DATA EXCERPTS:
↓↓↓
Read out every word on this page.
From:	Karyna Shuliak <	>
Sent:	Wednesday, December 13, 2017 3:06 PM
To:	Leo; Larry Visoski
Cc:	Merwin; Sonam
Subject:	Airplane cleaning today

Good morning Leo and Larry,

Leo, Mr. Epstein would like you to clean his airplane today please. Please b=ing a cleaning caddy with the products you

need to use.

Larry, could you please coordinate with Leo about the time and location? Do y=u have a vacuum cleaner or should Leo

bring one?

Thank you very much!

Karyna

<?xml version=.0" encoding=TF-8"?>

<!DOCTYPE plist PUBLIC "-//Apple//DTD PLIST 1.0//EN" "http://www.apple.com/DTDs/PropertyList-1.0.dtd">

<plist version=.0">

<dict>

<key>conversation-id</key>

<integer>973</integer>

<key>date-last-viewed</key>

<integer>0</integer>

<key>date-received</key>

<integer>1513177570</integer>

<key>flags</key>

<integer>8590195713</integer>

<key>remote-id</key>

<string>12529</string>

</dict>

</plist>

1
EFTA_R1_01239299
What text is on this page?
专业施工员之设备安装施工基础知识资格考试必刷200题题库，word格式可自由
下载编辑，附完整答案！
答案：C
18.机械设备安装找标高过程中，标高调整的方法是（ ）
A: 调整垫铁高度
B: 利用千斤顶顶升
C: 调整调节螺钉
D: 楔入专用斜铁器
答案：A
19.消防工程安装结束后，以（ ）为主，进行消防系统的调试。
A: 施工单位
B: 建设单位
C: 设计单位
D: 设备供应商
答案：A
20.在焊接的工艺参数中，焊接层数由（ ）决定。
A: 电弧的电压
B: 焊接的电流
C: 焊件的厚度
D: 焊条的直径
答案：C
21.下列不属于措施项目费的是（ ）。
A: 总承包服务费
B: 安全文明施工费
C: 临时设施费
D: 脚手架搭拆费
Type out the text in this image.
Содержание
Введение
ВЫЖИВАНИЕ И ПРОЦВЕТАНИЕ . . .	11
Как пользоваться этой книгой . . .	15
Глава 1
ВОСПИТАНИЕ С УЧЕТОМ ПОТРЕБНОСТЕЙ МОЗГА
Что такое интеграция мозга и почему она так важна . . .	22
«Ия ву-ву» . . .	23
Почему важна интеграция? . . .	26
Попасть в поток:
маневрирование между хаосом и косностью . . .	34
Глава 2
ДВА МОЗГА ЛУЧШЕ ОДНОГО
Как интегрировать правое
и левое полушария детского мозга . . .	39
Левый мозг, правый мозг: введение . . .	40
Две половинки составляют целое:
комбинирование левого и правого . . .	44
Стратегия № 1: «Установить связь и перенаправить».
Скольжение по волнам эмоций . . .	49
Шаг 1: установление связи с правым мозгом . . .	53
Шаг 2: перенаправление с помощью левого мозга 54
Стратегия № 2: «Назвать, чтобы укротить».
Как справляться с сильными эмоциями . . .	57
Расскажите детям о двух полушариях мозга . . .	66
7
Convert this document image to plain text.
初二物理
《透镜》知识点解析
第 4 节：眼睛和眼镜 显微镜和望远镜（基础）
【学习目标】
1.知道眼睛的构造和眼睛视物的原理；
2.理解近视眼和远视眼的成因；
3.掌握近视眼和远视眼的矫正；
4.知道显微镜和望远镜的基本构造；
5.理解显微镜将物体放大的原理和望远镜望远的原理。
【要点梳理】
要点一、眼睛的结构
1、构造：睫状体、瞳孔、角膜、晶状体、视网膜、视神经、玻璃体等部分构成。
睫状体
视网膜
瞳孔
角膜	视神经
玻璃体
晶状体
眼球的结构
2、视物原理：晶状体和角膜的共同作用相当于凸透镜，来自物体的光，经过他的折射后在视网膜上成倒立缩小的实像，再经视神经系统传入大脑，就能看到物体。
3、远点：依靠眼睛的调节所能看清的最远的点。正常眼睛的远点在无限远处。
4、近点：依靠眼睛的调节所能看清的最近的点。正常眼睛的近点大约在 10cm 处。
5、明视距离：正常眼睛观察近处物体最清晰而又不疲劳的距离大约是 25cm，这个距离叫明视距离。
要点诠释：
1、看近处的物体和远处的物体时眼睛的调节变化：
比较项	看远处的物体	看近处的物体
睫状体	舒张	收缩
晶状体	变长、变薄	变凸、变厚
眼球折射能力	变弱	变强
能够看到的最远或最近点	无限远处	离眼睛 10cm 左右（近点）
↑↑↑
SET EXERCISE:
Return each line of the data that contains the string "today".

FINAL RESULT:
Subject:	Airplane cleaning today
Leo, Mr. Epstein would like you to clean his airplane today please. Please b=ing a cleaning caddy with the products you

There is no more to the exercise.